● **DATA SHOWN**:
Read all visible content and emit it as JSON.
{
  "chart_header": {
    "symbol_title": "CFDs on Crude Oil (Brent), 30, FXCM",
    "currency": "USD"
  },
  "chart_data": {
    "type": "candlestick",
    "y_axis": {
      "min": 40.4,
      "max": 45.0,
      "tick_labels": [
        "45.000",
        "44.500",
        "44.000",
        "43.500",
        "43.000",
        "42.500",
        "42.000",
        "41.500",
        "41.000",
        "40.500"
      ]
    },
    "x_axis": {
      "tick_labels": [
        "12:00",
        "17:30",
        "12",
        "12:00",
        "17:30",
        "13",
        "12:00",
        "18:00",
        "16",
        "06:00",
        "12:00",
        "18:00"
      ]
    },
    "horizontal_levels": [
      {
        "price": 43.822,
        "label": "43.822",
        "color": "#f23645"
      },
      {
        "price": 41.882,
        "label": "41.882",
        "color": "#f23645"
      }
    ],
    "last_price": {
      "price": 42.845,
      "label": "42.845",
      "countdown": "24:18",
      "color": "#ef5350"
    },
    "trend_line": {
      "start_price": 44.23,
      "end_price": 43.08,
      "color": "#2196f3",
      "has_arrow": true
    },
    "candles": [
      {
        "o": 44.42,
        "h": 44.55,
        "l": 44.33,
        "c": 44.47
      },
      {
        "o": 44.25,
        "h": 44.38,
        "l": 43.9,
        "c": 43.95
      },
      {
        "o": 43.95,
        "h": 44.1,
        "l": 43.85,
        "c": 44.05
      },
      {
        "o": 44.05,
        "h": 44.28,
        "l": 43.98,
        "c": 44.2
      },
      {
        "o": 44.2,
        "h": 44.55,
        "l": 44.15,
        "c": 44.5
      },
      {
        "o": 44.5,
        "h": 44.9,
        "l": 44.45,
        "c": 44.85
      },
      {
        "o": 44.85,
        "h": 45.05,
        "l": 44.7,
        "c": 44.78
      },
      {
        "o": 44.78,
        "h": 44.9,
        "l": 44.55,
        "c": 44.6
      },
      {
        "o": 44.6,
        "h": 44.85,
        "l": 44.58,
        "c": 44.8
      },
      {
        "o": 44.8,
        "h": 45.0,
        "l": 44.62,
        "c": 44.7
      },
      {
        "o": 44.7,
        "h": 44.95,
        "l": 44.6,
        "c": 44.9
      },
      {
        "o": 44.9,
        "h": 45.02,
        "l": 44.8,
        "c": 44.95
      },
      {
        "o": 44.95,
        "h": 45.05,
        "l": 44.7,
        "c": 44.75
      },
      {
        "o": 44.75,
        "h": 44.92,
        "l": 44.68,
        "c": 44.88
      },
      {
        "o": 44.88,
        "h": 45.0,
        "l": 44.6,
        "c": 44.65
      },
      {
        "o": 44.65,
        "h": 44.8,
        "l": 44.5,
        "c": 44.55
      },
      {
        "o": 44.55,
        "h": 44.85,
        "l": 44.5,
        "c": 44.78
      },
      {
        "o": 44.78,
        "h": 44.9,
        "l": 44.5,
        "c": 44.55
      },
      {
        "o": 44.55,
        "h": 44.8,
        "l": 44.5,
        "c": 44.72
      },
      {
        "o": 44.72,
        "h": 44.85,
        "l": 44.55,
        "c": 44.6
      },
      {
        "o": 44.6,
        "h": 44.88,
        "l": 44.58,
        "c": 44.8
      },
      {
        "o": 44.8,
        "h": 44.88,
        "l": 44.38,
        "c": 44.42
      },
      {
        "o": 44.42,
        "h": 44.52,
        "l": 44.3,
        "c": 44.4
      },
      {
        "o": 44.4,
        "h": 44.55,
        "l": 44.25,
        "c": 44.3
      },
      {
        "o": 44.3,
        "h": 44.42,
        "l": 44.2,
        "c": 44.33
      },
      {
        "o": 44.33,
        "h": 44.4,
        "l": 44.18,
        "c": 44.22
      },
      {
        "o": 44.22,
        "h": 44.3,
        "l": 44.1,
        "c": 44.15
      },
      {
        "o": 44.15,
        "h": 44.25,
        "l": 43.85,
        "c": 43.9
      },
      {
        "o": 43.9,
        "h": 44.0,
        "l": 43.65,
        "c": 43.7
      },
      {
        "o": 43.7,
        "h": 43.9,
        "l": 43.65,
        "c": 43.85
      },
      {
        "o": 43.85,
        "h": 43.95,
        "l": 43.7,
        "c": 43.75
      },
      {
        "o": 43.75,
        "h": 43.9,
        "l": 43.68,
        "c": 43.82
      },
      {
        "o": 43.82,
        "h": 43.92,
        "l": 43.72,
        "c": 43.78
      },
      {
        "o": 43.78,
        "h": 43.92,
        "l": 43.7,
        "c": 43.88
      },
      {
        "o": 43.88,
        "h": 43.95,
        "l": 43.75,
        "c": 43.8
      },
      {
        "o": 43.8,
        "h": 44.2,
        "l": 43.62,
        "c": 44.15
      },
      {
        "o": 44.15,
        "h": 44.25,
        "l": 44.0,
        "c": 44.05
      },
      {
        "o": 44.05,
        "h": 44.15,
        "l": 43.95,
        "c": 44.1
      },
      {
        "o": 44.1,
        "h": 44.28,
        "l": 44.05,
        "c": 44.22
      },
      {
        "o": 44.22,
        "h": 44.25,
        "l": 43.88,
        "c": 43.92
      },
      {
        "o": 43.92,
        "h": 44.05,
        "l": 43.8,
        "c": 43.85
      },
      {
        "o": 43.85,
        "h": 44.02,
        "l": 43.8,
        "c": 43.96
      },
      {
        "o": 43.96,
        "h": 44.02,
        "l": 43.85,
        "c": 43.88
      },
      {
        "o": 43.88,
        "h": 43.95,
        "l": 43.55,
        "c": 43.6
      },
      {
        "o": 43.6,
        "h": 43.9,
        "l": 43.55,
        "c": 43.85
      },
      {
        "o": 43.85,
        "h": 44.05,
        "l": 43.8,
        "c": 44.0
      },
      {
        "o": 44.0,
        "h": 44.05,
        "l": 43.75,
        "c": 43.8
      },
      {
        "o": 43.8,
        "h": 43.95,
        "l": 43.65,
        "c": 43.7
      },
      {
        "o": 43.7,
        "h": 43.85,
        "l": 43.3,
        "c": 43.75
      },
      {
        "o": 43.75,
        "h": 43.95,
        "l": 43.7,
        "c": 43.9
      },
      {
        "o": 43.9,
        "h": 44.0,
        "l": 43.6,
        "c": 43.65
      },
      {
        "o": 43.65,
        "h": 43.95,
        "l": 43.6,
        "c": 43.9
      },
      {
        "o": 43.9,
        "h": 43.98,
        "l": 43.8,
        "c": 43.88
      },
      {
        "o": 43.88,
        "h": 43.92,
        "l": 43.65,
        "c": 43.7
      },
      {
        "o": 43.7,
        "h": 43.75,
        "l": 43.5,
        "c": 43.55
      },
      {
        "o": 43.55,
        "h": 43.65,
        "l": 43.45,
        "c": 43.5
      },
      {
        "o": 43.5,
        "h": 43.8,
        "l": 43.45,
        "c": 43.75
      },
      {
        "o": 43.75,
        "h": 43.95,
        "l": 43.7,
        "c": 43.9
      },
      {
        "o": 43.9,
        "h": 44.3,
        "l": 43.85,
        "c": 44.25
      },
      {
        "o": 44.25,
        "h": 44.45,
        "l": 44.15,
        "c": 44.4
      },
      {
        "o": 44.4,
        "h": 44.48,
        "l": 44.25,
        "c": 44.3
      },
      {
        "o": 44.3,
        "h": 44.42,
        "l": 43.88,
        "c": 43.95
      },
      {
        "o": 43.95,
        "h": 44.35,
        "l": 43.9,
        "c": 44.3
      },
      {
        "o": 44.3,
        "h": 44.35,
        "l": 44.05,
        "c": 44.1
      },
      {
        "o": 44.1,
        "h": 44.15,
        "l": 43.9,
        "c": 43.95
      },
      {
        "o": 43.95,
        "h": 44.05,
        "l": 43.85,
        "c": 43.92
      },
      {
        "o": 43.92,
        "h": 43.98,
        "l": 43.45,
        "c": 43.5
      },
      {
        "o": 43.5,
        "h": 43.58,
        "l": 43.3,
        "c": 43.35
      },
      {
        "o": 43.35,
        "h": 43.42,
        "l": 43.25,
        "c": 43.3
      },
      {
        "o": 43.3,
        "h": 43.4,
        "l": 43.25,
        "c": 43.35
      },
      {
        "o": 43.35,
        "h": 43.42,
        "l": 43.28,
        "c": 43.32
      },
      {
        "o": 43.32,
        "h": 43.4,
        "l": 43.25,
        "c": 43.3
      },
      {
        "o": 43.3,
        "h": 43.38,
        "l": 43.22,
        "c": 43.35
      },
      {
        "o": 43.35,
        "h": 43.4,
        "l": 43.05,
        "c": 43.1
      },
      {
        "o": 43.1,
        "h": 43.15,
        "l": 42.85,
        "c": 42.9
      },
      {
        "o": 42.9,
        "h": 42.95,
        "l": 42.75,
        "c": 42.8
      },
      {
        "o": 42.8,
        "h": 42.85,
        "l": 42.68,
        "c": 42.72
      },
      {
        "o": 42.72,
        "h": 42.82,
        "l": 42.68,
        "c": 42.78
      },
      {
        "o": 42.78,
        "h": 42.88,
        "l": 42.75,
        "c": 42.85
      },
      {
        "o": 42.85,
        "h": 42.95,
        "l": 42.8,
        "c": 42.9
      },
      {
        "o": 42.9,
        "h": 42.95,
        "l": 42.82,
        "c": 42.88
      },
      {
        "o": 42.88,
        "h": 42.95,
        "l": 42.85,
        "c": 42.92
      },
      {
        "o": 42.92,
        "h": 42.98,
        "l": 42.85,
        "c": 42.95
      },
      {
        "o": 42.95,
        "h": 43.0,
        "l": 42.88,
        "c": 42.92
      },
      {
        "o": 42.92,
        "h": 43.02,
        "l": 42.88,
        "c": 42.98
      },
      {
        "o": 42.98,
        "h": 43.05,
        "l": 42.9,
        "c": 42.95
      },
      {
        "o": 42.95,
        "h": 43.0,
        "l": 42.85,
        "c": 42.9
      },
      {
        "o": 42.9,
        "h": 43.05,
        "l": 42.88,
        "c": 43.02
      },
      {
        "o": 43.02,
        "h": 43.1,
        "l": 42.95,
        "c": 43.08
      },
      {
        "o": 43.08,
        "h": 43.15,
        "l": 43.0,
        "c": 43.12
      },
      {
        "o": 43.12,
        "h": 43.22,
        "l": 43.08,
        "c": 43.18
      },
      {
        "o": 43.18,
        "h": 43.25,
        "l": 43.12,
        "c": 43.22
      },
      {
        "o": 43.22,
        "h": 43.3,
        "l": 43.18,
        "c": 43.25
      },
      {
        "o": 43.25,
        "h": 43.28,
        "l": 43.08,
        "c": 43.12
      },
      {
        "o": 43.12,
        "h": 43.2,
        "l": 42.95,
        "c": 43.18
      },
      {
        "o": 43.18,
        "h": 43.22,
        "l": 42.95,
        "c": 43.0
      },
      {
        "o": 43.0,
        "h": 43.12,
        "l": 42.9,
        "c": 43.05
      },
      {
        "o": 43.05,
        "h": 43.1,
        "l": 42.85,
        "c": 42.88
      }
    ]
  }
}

● **INSTRUCTIONS TO FOLLOW**: Count each line of the data where the word "color" appears, then reply with the total only.

● **RESULT OF THE TASK**: 4